**TASK DETAILS**
The answer should be one number only, namely how many lines of the records hold the word "Baden".

+===+

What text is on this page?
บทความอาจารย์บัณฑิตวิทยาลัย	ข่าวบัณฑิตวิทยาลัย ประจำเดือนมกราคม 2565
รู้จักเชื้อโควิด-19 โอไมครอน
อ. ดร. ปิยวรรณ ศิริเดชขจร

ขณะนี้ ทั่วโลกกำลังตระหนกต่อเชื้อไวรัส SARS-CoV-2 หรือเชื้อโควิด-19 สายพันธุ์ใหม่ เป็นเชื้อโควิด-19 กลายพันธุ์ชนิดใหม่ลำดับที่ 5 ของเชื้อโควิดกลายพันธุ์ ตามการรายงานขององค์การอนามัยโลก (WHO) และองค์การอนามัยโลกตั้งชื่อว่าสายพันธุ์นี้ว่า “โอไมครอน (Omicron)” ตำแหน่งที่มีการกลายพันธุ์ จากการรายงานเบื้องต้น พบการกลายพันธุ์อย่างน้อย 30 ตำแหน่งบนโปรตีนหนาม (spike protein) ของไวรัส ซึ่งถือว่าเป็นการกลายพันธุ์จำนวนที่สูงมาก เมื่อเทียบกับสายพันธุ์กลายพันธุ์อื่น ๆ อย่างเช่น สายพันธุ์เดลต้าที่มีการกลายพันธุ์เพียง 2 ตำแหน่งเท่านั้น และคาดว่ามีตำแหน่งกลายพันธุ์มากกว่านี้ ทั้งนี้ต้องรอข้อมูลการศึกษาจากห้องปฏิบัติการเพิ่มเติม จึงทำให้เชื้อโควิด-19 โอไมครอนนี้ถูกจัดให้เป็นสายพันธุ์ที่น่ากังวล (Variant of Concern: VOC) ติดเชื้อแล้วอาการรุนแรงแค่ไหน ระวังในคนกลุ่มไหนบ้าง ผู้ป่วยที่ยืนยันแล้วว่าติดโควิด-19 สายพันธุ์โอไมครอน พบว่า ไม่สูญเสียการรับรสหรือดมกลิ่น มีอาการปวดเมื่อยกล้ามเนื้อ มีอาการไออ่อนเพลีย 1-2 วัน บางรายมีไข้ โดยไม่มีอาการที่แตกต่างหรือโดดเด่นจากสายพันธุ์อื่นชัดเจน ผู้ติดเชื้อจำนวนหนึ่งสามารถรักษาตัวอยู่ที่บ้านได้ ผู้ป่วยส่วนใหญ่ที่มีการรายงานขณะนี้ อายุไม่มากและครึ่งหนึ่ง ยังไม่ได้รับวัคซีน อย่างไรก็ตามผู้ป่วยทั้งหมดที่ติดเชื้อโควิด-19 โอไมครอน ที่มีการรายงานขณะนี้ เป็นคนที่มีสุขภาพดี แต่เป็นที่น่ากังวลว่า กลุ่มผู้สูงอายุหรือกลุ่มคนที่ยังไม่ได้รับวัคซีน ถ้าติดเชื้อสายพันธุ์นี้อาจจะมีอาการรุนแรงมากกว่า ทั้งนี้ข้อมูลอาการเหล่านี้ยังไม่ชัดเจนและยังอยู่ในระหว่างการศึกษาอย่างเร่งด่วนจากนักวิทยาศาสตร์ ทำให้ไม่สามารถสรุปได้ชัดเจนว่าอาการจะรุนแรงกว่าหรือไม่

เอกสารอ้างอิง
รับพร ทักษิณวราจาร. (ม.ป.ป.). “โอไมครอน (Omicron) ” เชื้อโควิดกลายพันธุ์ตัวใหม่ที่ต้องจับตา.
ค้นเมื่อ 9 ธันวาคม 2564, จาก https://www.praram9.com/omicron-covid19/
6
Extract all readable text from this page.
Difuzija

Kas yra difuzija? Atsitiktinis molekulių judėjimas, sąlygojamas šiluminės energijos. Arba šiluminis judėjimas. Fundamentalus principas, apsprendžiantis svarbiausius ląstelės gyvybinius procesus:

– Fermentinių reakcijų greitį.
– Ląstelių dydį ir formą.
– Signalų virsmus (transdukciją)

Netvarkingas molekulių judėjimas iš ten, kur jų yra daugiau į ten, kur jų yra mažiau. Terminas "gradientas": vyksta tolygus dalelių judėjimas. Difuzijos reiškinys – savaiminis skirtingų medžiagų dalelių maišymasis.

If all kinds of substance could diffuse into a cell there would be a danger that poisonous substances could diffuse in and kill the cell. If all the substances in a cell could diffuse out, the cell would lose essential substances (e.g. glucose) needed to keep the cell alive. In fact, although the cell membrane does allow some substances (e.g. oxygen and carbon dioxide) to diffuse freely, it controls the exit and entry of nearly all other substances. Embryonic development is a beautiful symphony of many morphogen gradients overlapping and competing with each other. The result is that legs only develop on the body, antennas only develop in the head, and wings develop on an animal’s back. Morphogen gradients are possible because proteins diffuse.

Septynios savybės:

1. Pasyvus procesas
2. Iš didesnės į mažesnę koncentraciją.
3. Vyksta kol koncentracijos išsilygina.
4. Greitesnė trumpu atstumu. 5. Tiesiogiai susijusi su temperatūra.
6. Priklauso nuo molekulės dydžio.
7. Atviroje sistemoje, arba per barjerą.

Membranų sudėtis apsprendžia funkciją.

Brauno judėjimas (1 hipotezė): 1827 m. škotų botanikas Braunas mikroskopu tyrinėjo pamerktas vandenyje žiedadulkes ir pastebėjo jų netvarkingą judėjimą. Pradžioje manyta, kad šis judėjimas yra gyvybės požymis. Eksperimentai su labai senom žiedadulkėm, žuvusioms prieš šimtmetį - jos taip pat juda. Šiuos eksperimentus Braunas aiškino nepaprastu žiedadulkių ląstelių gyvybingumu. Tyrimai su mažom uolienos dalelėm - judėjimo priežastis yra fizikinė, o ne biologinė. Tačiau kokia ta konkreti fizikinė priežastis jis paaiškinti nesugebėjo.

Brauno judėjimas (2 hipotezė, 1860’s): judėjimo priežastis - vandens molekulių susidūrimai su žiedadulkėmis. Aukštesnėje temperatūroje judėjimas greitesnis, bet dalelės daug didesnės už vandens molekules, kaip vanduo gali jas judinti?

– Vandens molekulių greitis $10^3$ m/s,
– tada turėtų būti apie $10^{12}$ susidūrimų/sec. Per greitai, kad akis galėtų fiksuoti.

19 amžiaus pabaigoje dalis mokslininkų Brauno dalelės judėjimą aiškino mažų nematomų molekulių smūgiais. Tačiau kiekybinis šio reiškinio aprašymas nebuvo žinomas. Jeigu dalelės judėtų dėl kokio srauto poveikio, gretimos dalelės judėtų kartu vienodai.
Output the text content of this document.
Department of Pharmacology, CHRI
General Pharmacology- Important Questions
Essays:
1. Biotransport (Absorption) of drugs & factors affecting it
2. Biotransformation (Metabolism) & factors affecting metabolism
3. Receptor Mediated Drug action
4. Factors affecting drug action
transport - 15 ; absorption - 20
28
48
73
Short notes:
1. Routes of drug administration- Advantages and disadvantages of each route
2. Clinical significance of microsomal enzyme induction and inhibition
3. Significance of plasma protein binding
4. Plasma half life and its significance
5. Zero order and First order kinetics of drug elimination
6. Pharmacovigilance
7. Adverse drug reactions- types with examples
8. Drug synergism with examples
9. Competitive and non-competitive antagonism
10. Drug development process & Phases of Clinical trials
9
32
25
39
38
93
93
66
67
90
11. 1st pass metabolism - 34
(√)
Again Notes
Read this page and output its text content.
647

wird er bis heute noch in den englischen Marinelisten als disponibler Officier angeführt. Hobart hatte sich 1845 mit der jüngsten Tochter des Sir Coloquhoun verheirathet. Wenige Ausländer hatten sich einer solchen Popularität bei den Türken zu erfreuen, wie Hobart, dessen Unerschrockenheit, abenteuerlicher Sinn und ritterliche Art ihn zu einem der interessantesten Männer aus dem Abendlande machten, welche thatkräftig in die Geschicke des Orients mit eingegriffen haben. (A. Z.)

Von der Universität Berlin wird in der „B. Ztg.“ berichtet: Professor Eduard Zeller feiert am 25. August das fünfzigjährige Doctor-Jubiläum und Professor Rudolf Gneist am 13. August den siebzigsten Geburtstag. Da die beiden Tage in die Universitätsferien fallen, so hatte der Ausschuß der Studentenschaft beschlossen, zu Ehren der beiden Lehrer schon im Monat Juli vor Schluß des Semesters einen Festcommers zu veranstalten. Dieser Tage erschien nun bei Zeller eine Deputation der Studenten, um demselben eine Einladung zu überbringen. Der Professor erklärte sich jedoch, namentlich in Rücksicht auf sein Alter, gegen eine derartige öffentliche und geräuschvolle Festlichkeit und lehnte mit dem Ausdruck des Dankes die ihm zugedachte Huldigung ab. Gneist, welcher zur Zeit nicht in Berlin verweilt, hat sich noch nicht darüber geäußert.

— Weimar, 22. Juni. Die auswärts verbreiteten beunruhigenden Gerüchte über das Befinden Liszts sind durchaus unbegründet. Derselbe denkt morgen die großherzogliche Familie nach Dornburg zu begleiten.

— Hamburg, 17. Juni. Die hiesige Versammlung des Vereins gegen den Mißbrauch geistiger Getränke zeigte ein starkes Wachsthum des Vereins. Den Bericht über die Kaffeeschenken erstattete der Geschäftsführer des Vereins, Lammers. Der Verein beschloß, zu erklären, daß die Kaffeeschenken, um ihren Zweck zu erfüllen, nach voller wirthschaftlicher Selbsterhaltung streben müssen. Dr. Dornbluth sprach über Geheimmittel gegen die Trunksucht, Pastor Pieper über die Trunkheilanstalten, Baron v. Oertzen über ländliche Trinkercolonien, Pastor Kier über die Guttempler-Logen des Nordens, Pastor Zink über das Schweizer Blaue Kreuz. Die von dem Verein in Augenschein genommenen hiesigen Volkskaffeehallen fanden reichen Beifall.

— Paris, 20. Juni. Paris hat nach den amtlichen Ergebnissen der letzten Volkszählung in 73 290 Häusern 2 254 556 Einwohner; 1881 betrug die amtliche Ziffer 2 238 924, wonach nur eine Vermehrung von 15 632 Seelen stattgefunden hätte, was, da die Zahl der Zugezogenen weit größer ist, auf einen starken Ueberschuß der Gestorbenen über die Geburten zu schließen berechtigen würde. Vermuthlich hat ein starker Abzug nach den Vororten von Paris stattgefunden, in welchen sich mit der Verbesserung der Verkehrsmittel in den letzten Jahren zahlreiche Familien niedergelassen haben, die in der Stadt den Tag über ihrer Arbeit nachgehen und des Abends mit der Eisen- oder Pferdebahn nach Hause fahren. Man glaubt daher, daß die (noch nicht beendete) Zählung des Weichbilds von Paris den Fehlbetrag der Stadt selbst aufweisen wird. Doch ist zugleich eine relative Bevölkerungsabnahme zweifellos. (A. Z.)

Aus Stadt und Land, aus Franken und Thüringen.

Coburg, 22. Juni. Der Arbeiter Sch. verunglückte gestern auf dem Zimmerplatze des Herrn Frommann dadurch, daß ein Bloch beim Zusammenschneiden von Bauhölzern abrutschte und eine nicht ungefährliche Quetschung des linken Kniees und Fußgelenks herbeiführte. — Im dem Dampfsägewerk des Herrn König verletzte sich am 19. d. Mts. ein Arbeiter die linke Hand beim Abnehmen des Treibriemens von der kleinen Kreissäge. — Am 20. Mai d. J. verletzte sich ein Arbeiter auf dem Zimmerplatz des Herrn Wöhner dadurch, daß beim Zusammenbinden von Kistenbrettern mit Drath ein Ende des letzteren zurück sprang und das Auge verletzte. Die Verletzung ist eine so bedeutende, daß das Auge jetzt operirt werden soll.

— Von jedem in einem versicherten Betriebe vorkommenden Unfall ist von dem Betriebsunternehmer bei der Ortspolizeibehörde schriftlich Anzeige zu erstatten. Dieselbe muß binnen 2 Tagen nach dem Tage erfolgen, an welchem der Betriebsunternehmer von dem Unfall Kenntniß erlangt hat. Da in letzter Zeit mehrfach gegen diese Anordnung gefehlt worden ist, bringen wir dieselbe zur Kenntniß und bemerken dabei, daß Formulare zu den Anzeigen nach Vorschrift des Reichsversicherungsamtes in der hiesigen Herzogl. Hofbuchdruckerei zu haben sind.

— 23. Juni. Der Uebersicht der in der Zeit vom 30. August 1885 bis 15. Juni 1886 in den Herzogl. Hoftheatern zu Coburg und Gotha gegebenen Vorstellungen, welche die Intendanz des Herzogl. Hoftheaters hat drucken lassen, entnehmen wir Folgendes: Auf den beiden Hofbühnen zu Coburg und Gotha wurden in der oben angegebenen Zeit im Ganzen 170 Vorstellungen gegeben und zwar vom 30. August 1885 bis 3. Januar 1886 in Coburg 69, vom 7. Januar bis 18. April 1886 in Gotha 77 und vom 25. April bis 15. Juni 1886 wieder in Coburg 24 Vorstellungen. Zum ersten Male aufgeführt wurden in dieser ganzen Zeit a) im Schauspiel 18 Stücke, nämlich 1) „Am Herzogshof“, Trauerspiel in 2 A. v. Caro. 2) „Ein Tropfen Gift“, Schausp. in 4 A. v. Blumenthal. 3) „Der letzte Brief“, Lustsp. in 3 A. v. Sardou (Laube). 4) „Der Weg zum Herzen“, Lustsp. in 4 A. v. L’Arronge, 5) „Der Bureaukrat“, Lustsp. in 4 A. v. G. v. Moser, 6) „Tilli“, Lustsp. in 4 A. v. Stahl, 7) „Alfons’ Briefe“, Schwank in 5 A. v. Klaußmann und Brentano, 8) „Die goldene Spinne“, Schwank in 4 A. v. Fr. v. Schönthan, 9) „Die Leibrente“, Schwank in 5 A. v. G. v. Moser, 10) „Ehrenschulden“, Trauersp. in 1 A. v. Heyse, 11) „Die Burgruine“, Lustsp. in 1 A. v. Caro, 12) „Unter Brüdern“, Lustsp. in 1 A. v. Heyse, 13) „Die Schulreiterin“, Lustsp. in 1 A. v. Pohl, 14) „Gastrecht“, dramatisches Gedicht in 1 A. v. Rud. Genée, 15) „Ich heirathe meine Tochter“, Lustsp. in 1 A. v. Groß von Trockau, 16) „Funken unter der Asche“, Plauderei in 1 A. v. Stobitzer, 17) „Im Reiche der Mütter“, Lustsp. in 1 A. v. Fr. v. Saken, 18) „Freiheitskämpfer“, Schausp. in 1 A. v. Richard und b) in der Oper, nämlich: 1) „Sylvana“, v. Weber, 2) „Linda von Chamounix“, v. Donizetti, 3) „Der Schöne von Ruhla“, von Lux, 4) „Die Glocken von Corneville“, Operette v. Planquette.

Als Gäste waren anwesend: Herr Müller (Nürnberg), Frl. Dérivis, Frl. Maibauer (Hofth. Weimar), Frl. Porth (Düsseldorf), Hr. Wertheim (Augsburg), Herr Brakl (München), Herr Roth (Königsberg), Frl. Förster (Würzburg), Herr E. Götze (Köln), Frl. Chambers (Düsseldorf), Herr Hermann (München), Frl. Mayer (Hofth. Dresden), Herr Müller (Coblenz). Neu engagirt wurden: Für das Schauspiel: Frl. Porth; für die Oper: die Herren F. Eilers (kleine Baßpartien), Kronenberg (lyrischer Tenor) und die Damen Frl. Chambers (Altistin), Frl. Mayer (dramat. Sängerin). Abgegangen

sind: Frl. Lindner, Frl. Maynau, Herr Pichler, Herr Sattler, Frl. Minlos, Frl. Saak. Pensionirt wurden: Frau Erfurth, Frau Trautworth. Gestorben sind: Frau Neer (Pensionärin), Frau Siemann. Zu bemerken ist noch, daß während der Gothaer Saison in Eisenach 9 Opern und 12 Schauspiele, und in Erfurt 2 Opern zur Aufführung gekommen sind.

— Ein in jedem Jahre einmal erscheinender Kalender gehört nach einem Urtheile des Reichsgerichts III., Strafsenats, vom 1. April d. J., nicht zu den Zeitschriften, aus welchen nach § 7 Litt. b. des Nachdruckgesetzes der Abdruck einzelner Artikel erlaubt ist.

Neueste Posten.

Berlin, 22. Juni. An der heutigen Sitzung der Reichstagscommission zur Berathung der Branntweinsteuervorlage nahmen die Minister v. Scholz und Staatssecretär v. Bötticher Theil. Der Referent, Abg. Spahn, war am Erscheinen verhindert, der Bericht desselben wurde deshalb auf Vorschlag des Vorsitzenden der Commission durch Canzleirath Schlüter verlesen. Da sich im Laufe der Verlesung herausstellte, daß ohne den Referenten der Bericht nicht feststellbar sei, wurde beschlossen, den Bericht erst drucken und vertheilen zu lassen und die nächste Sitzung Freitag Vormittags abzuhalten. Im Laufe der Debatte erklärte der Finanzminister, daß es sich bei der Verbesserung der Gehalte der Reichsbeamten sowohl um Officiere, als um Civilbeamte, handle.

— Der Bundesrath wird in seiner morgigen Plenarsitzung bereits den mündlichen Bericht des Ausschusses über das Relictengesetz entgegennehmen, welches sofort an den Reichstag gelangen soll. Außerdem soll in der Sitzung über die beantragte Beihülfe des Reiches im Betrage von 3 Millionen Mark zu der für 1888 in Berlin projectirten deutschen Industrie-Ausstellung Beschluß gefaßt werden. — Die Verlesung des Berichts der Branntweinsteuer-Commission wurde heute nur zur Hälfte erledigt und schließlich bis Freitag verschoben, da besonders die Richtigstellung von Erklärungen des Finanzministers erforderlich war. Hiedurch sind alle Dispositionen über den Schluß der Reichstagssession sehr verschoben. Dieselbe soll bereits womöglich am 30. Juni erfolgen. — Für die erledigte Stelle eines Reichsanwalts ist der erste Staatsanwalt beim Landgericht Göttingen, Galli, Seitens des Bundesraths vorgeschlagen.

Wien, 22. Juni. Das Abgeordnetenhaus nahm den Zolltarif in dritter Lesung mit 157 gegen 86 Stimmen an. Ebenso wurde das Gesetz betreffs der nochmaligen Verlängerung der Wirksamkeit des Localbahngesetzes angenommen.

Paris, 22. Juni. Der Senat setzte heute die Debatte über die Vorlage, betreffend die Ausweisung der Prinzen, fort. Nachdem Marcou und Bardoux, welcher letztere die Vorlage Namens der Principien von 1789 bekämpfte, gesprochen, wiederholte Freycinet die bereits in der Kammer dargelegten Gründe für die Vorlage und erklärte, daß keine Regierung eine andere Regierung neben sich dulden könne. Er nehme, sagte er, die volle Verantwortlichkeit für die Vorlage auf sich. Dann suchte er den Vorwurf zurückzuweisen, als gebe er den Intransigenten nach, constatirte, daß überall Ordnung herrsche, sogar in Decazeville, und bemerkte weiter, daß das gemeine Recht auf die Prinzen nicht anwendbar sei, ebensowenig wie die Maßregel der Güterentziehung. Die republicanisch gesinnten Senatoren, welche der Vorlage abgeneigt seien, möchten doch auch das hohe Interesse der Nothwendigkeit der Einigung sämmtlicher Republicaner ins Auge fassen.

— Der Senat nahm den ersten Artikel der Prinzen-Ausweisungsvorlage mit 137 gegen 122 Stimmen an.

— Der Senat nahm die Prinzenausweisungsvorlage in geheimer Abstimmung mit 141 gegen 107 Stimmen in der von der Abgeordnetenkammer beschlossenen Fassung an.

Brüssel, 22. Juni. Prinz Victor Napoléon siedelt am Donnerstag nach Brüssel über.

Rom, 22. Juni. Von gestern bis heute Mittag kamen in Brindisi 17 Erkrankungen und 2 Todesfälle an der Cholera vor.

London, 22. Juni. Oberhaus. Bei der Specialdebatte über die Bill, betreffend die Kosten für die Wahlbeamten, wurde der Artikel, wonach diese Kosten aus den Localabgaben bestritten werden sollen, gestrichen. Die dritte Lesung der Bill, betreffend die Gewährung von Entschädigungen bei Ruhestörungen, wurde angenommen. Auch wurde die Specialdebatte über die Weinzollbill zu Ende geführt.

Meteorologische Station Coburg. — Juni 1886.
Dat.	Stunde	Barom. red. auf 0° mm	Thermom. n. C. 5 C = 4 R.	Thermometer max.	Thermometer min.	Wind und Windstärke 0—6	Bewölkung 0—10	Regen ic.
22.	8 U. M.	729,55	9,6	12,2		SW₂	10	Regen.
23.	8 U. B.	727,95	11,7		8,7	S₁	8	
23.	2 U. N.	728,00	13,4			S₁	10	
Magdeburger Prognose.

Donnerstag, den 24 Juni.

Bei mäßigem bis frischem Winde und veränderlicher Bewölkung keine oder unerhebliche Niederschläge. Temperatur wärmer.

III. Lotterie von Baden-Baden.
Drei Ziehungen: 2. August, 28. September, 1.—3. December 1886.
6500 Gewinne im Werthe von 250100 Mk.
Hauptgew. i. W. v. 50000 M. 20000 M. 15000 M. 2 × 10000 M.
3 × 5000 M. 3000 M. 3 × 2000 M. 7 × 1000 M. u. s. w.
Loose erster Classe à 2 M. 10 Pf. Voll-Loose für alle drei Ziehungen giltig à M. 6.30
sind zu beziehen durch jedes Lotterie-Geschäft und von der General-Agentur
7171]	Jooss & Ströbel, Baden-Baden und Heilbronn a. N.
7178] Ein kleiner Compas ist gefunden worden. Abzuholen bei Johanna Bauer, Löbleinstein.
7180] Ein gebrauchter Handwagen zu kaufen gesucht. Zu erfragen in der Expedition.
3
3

+===+

**SOLUTION TO THIS PROBLEM**
2